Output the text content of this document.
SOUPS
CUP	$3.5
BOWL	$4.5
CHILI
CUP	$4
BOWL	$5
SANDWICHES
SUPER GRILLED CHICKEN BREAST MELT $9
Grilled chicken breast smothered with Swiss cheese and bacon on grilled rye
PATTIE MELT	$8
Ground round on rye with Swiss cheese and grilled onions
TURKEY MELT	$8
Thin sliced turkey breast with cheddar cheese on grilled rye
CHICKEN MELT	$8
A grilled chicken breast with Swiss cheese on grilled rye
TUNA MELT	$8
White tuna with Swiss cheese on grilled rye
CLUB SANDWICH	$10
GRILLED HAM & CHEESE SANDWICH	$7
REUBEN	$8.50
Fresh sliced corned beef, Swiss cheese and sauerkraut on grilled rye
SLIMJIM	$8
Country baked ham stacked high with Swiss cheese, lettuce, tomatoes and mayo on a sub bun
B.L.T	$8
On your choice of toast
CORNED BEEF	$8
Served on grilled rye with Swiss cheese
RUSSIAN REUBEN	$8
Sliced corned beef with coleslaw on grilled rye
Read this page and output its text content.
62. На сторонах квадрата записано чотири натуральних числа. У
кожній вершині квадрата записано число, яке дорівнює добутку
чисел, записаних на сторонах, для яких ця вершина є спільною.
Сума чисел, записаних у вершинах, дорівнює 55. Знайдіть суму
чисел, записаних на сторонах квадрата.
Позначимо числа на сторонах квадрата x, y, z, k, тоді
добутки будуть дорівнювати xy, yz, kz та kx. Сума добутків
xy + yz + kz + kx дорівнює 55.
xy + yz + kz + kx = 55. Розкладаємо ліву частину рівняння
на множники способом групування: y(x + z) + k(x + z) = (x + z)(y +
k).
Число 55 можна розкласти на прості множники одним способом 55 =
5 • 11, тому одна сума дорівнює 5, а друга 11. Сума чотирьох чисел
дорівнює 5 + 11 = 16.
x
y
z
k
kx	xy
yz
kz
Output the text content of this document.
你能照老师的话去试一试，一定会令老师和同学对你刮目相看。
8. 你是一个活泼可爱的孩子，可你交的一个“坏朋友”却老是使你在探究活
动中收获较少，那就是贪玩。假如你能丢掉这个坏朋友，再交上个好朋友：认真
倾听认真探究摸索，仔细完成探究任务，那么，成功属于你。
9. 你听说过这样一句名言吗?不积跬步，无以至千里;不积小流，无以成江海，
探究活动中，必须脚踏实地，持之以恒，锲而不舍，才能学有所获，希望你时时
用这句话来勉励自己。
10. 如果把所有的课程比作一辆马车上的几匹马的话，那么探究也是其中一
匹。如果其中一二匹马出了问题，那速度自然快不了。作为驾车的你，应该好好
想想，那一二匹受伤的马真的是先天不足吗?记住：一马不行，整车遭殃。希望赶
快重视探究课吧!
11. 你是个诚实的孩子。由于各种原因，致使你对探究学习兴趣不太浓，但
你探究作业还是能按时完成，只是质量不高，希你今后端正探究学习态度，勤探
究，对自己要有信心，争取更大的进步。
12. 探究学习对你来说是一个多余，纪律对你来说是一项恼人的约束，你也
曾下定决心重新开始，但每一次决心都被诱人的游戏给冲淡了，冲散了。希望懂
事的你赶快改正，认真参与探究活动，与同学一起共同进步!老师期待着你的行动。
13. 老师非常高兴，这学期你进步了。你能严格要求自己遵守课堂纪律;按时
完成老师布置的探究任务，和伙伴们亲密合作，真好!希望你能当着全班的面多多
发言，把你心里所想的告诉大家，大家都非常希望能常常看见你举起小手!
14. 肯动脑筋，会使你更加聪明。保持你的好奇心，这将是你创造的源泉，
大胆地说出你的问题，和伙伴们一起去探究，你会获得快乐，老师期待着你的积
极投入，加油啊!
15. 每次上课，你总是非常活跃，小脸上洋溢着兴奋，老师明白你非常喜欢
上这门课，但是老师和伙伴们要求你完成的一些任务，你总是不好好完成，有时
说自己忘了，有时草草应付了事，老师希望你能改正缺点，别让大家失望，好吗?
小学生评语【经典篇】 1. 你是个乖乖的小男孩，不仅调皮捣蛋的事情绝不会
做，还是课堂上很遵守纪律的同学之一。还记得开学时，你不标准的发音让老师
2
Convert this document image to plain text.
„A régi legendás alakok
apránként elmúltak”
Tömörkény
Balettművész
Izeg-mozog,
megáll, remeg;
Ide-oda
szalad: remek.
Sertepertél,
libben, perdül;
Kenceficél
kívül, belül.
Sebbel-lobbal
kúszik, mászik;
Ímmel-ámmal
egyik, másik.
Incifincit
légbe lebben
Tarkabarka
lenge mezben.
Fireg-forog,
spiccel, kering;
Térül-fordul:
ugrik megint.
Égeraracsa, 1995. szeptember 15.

★ ★ ★ ★

**Work to do:** Show the lines of the records that include the string "Swiss".

**In response:**
Grilled chicken breast smothered with Swiss cheese and bacon on grilled rye
Ground round on rye with Swiss cheese and grilled onions
A grilled chicken breast with Swiss cheese on grilled rye
White tuna with Swiss cheese on grilled rye
Fresh sliced corned beef, Swiss cheese and sauerkraut on grilled rye
Country baked ham stacked high with Swiss cheese, lettuce, tomatoes and mayo on a sub bun
Served on grilled rye with Swiss cheese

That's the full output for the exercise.